## CHALLENGE
Reproduce the records exactly.
===== DATA FOR THIS EXERCISE =====
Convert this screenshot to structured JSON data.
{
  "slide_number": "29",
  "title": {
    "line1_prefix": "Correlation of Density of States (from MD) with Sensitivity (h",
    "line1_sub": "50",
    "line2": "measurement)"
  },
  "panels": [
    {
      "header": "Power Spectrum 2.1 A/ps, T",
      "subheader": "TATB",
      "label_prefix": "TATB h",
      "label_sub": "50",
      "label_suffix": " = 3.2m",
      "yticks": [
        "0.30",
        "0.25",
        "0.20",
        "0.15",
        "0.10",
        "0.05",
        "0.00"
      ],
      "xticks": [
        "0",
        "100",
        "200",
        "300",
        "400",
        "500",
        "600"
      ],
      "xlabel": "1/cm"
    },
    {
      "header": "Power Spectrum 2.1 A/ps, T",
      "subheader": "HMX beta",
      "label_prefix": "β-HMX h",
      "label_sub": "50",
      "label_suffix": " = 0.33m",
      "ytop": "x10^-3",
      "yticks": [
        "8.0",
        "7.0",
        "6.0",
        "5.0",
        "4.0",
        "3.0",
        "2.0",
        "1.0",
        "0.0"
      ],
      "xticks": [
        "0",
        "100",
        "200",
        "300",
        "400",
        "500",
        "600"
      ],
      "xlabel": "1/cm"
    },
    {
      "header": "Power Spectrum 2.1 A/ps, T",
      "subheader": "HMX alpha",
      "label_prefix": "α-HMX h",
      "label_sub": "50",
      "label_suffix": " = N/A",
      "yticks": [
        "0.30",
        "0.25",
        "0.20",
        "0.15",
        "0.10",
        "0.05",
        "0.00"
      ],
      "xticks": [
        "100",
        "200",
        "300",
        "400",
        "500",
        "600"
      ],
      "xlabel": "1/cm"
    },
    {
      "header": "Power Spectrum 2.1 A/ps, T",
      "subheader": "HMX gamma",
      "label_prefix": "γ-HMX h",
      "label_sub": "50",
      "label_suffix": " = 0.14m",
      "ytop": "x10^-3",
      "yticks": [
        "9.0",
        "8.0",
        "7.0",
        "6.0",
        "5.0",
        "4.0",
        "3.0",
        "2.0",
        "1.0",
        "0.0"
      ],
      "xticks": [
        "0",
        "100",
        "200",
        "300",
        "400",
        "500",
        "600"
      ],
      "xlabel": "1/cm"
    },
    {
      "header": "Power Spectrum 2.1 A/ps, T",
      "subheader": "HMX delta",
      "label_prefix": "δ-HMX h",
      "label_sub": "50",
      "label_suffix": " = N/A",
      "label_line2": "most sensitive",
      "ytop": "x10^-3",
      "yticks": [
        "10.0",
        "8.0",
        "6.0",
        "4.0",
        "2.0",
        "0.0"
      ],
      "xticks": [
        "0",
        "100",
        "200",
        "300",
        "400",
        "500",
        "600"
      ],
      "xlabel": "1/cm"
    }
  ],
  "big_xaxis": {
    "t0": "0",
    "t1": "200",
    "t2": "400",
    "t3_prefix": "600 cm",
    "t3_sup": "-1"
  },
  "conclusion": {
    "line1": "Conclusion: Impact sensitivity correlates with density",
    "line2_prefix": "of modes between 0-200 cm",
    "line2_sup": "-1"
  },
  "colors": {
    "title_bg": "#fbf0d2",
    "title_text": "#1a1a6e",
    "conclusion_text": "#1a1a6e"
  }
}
=====
## RESULT
Convert this screenshot to structured JSON data.
{
  "slide_number": "29",
  "title": {
    "line1_prefix": "Correlation of Density of States (from MD) with Sensitivity (h",
    "line1_sub": "50",
    "line2": "measurement)"
  },
  "panels": [
    {
      "header": "Power Spectrum 2.1 A/ps, T",
      "subheader": "TATB",
      "label_prefix": "TATB h",
      "label_sub": "50",
      "label_suffix": " = 3.2m",
      "yticks": [
        "0.30",
        "0.25",
        "0.20",
        "0.15",
        "0.10",
        "0.05",
        "0.00"
      ],
      "xticks": [
        "0",
        "100",
        "200",
        "300",
        "400",
        "500",
        "600"
      ],
      "xlabel": "1/cm"
    },
    {
      "header": "Power Spectrum 2.1 A/ps, T",
      "subheader": "HMX beta",
      "label_prefix": "β-HMX h",
      "label_sub": "50",
      "label_suffix": " = 0.33m",
      "ytop": "x10^-3",
      "yticks": [
        "8.0",
        "7.0",
        "6.0",
        "5.0",
        "4.0",
        "3.0",
        "2.0",
        "1.0",
        "0.0"
      ],
      "xticks": [
        "0",
        "100",
        "200",
        "300",
        "400",
        "500",
        "600"
      ],
      "xlabel": "1/cm"
    },
    {
      "header": "Power Spectrum 2.1 A/ps, T",
      "subheader": "HMX alpha",
      "label_prefix": "α-HMX h",
      "label_sub": "50",
      "label_suffix": " = N/A",
      "yticks": [
        "0.30",
        "0.25",
        "0.20",
        "0.15",
        "0.10",
        "0.05",
        "0.00"
      ],
      "xticks": [
        "100",
        "200",
        "300",
        "400",
        "500",
        "600"
      ],
      "xlabel": "1/cm"
    },
    {
      "header": "Power Spectrum 2.1 A/ps, T",
      "subheader": "HMX gamma",
      "label_prefix": "γ-HMX h",
      "label_sub": "50",
      "label_suffix": " = 0.14m",
      "ytop": "x10^-3",
      "yticks": [
        "9.0",
        "8.0",
        "7.0",
        "6.0",
        "5.0",
        "4.0",
        "3.0",
        "2.0",
        "1.0",
        "0.0"
      ],
      "xticks": [
        "0",
        "100",
        "200",
        "300",
        "400",
        "500",
        "600"
      ],
      "xlabel": "1/cm"
    },
    {
      "header": "Power Spectrum 2.1 A/ps, T",
      "subheader": "HMX delta",
      "label_prefix": "δ-HMX h",
      "label_sub": "50",
      "label_suffix": " = N/A",
      "label_line2": "most sensitive",
      "ytop": "x10^-3",
      "yticks": [
        "10.0",
        "8.0",
        "6.0",
        "4.0",
        "2.0",
        "0.0"
      ],
      "xticks": [
        "0",
        "100",
        "200",
        "300",
        "400",
        "500",
        "600"
      ],
      "xlabel": "1/cm"
    }
  ],
  "big_xaxis": {
    "t0": "0",
    "t1": "200",
    "t2": "400",
    "t3_prefix": "600 cm",
    "t3_sup": "-1"
  },
  "conclusion": {
    "line1": "Conclusion: Impact sensitivity correlates with density",
    "line2_prefix": "of modes between 0-200 cm",
    "line2_sup": "-1"
  },
  "colors": {
    "title_bg": "#fbf0d2",
    "title_text": "#1a1a6e",
    "conclusion_text": "#1a1a6e"
  }
}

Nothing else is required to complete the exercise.